:: Problem details ::
How many lines of the entries below include the word "caps"? Answer with the number alone.

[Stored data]
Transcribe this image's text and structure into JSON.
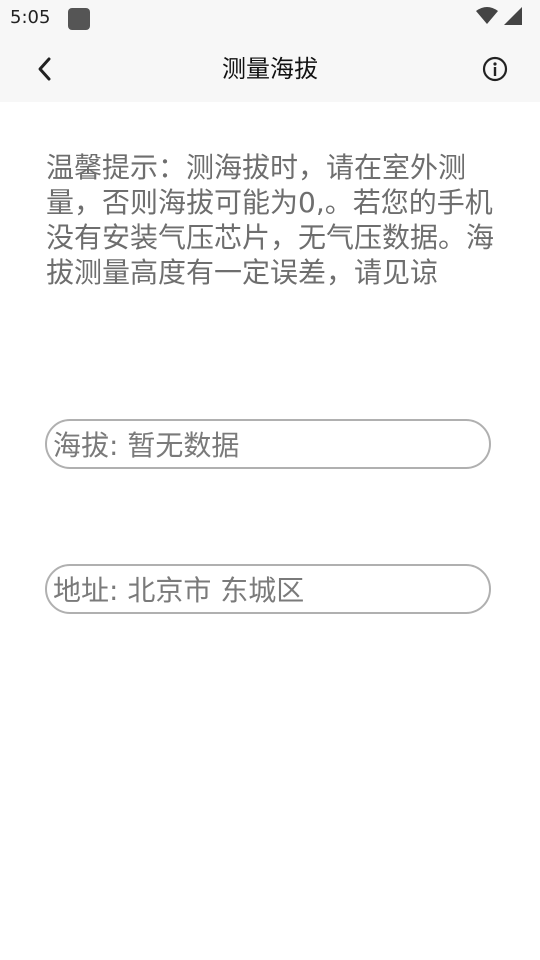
{
  "status_bar": {
    "time": "5:05"
  },
  "header": {
    "title": "测量海拔"
  },
  "main": {
    "tip": "温馨提示：测海拔时，请在室外测量，否则海拔可能为0,。若您的手机没有安装气压芯片，无气压数据。海拔测量高度有一定误差，请见谅",
    "altitude": "海拔: 暂无数据",
    "address": "地址: 北京市 东城区"
  }
}
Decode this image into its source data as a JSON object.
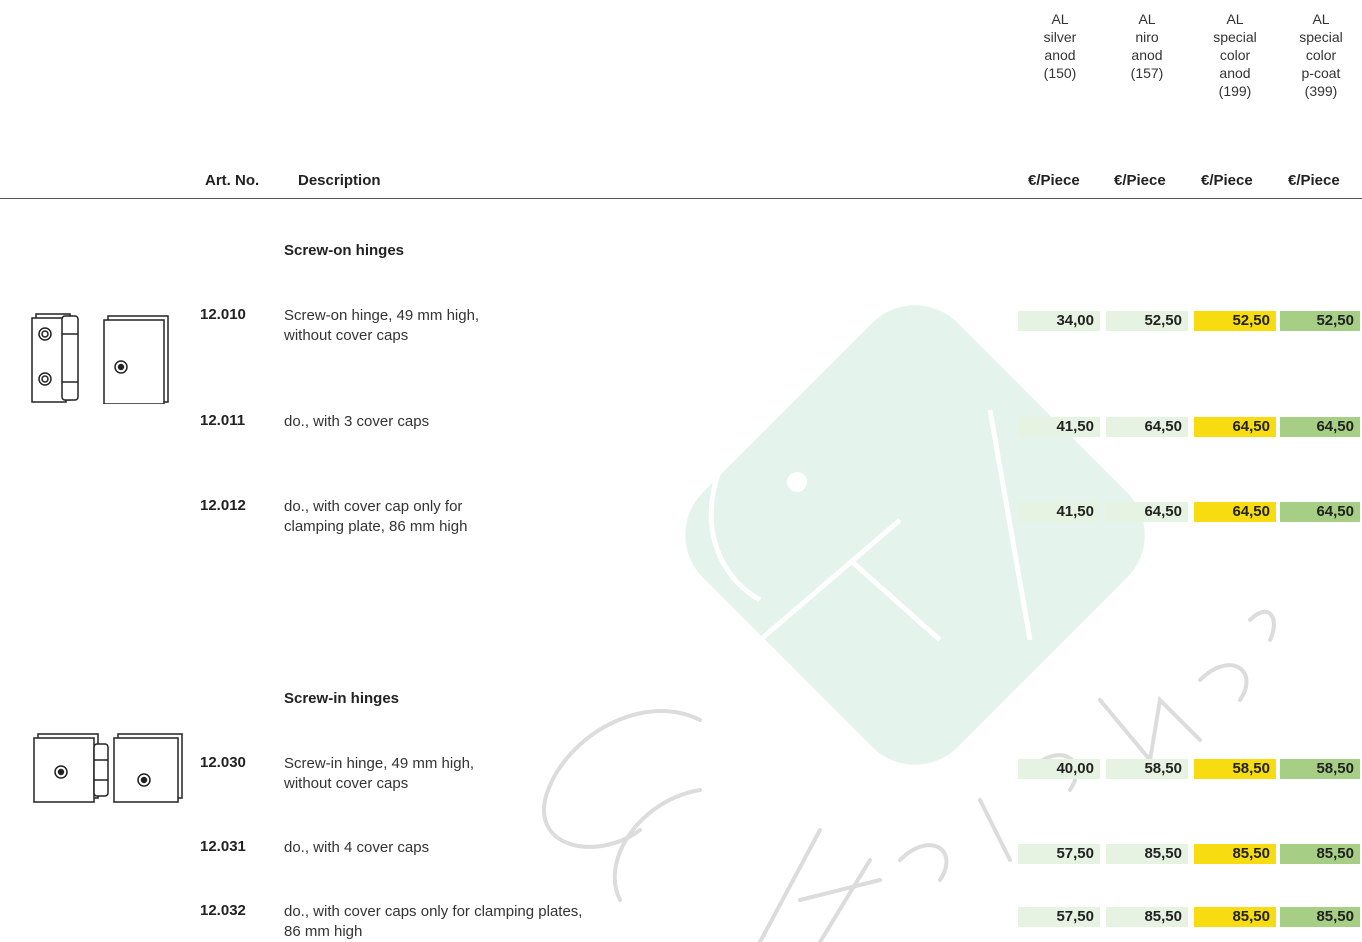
{
  "columns": [
    {
      "head": "AL\nsilver\nanod\n(150)"
    },
    {
      "head": "AL\nniro\nanod\n(157)"
    },
    {
      "head": "AL\nspecial\ncolor\nanod\n(199)"
    },
    {
      "head": "AL\nspecial\ncolor\np-coat\n(399)"
    }
  ],
  "header": {
    "art_no": "Art. No.",
    "description": "Description",
    "unit": "€/Piece"
  },
  "sections": [
    {
      "title": "Screw-on hinges",
      "image_icon": "screw-on-hinge-icon",
      "items": [
        {
          "art": "12.010",
          "desc": "Screw-on hinge, 49 mm high,\nwithout cover caps",
          "prices": [
            "34,00",
            "52,50",
            "52,50",
            "52,50"
          ]
        },
        {
          "art": "12.011",
          "desc": "do., with 3 cover caps",
          "prices": [
            "41,50",
            "64,50",
            "64,50",
            "64,50"
          ]
        },
        {
          "art": "12.012",
          "desc": "do., with cover cap only for\nclamping plate, 86 mm high",
          "prices": [
            "41,50",
            "64,50",
            "64,50",
            "64,50"
          ]
        }
      ]
    },
    {
      "title": "Screw-in hinges",
      "image_icon": "screw-in-hinge-icon",
      "items": [
        {
          "art": "12.030",
          "desc": "Screw-in hinge, 49 mm high,\nwithout cover caps",
          "prices": [
            "40,00",
            "58,50",
            "58,50",
            "58,50"
          ]
        },
        {
          "art": "12.031",
          "desc": "do., with 4 cover caps",
          "prices": [
            "57,50",
            "85,50",
            "85,50",
            "85,50"
          ]
        },
        {
          "art": "12.032",
          "desc": "do., with cover caps only for clamping plates,\n86 mm high",
          "prices": [
            "57,50",
            "85,50",
            "85,50",
            "85,50"
          ]
        }
      ]
    }
  ],
  "watermark_text": "Hardware",
  "colors": {
    "price_light": "#e6f2e2",
    "price_yellow": "#f7dc12",
    "price_green": "#a6cf85",
    "watermark_mint": "#e4f3eb"
  }
}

:: Full output ::
5